TASK REQUIREMENTS: What follows is a block of records; restate each one word for word.

LISTED ENTRIES:
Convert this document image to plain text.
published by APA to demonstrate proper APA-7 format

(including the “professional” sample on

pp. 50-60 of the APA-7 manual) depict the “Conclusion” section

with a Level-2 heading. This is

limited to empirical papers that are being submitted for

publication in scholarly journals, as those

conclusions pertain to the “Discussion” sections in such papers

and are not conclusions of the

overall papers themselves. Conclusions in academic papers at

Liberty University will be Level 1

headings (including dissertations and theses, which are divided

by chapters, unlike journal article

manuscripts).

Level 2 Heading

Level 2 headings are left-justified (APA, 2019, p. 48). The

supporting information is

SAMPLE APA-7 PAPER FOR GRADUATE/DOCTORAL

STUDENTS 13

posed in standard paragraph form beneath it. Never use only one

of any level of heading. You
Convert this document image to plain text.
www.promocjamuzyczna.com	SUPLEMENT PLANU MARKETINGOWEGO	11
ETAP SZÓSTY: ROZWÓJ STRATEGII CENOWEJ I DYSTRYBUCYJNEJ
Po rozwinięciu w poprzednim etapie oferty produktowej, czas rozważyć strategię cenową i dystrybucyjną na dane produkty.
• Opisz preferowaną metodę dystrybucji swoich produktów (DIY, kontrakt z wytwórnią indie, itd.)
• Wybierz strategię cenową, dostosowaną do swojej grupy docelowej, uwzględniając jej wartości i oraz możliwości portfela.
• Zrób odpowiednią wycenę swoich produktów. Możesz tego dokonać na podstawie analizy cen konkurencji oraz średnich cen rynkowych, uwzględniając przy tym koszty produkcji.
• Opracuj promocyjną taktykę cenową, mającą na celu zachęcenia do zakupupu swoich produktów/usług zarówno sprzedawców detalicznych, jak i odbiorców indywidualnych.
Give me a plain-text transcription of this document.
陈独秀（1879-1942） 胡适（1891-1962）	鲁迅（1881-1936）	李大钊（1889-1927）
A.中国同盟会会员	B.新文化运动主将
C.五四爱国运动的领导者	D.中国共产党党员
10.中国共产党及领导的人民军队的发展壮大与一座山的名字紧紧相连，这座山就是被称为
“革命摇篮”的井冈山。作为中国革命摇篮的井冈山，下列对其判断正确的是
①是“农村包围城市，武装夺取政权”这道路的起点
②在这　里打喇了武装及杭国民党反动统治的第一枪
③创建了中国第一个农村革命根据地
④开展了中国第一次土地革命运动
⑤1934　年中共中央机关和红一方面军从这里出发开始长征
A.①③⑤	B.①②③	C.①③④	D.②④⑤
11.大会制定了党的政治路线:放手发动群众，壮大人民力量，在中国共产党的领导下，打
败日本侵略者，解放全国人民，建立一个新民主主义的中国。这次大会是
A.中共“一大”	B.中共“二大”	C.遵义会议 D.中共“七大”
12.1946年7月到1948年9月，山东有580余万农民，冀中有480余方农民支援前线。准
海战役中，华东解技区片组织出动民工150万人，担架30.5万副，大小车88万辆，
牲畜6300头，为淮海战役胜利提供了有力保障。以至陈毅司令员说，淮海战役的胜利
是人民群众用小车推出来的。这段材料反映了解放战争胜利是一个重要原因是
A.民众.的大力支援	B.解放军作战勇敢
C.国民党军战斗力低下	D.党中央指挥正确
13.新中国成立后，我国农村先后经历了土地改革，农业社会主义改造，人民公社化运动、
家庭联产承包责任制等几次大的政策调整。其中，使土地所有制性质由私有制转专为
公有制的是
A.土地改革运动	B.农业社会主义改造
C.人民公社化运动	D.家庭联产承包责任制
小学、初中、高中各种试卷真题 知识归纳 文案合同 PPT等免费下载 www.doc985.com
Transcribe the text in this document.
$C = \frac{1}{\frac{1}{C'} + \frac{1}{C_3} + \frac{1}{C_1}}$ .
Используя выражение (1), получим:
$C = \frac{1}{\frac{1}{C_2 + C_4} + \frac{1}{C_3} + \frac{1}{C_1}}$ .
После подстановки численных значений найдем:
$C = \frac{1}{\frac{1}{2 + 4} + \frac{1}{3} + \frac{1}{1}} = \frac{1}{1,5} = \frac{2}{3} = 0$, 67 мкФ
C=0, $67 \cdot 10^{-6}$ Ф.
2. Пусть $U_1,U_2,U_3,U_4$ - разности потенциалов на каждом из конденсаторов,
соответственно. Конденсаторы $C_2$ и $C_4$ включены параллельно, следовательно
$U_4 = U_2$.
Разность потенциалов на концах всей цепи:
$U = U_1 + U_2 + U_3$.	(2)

TASK SOLUTION:
Convert this document image to plain text.
published by APA to demonstrate proper APA-7 format

(including the “professional” sample on

pp. 50-60 of the APA-7 manual) depict the “Conclusion” section

with a Level-2 heading. This is

limited to empirical papers that are being submitted for

publication in scholarly journals, as those

conclusions pertain to the “Discussion” sections in such papers

and are not conclusions of the

overall papers themselves. Conclusions in academic papers at

Liberty University will be Level 1

headings (including dissertations and theses, which are divided

by chapters, unlike journal article

manuscripts).

Level 2 Heading

Level 2 headings are left-justified (APA, 2019, p. 48). The

supporting information is

SAMPLE APA-7 PAPER FOR GRADUATE/DOCTORAL

STUDENTS 13

posed in standard paragraph form beneath it. Never use only one

of any level of heading. You
Convert this document image to plain text.
www.promocjamuzyczna.com	SUPLEMENT PLANU MARKETINGOWEGO	11
ETAP SZÓSTY: ROZWÓJ STRATEGII CENOWEJ I DYSTRYBUCYJNEJ
Po rozwinięciu w poprzednim etapie oferty produktowej, czas rozważyć strategię cenową i dystrybucyjną na dane produkty.
• Opisz preferowaną metodę dystrybucji swoich produktów (DIY, kontrakt z wytwórnią indie, itd.)
• Wybierz strategię cenową, dostosowaną do swojej grupy docelowej, uwzględniając jej wartości i oraz możliwości portfela.
• Zrób odpowiednią wycenę swoich produktów. Możesz tego dokonać na podstawie analizy cen konkurencji oraz średnich cen rynkowych, uwzględniając przy tym koszty produkcji.
• Opracuj promocyjną taktykę cenową, mającą na celu zachęcenia do zakupupu swoich produktów/usług zarówno sprzedawców detalicznych, jak i odbiorców indywidualnych.
Give me a plain-text transcription of this document.
陈独秀（1879-1942） 胡适（1891-1962）	鲁迅（1881-1936）	李大钊（1889-1927）
A.中国同盟会会员	B.新文化运动主将
C.五四爱国运动的领导者	D.中国共产党党员
10.中国共产党及领导的人民军队的发展壮大与一座山的名字紧紧相连，这座山就是被称为
“革命摇篮”的井冈山。作为中国革命摇篮的井冈山，下列对其判断正确的是
①是“农村包围城市，武装夺取政权”这道路的起点
②在这　里打喇了武装及杭国民党反动统治的第一枪
③创建了中国第一个农村革命根据地
④开展了中国第一次土地革命运动
⑤1934　年中共中央机关和红一方面军从这里出发开始长征
A.①③⑤	B.①②③	C.①③④	D.②④⑤
11.大会制定了党的政治路线:放手发动群众，壮大人民力量，在中国共产党的领导下，打
败日本侵略者，解放全国人民，建立一个新民主主义的中国。这次大会是
A.中共“一大”	B.中共“二大”	C.遵义会议 D.中共“七大”
12.1946年7月到1948年9月，山东有580余万农民，冀中有480余方农民支援前线。准
海战役中，华东解技区片组织出动民工150万人，担架30.5万副，大小车88万辆，
牲畜6300头，为淮海战役胜利提供了有力保障。以至陈毅司令员说，淮海战役的胜利
是人民群众用小车推出来的。这段材料反映了解放战争胜利是一个重要原因是
A.民众.的大力支援	B.解放军作战勇敢
C.国民党军战斗力低下	D.党中央指挥正确
13.新中国成立后，我国农村先后经历了土地改革，农业社会主义改造，人民公社化运动、
家庭联产承包责任制等几次大的政策调整。其中，使土地所有制性质由私有制转专为
公有制的是
A.土地改革运动	B.农业社会主义改造
C.人民公社化运动	D.家庭联产承包责任制
小学、初中、高中各种试卷真题 知识归纳 文案合同 PPT等免费下载 www.doc985.com
Transcribe the text in this document.
$C = \frac{1}{\frac{1}{C'} + \frac{1}{C_3} + \frac{1}{C_1}}$ .
Используя выражение (1), получим:
$C = \frac{1}{\frac{1}{C_2 + C_4} + \frac{1}{C_3} + \frac{1}{C_1}}$ .
После подстановки численных значений найдем:
$C = \frac{1}{\frac{1}{2 + 4} + \frac{1}{3} + \frac{1}{1}} = \frac{1}{1,5} = \frac{2}{3} = 0$, 67 мкФ
C=0, $67 \cdot 10^{-6}$ Ф.
2. Пусть $U_1,U_2,U_3,U_4$ - разности потенциалов на каждом из конденсаторов,
соответственно. Конденсаторы $C_2$ и $C_4$ включены параллельно, следовательно
$U_4 = U_2$.
Разность потенциалов на концах всей цепи:
$U = U_1 + U_2 + U_3$.	(2)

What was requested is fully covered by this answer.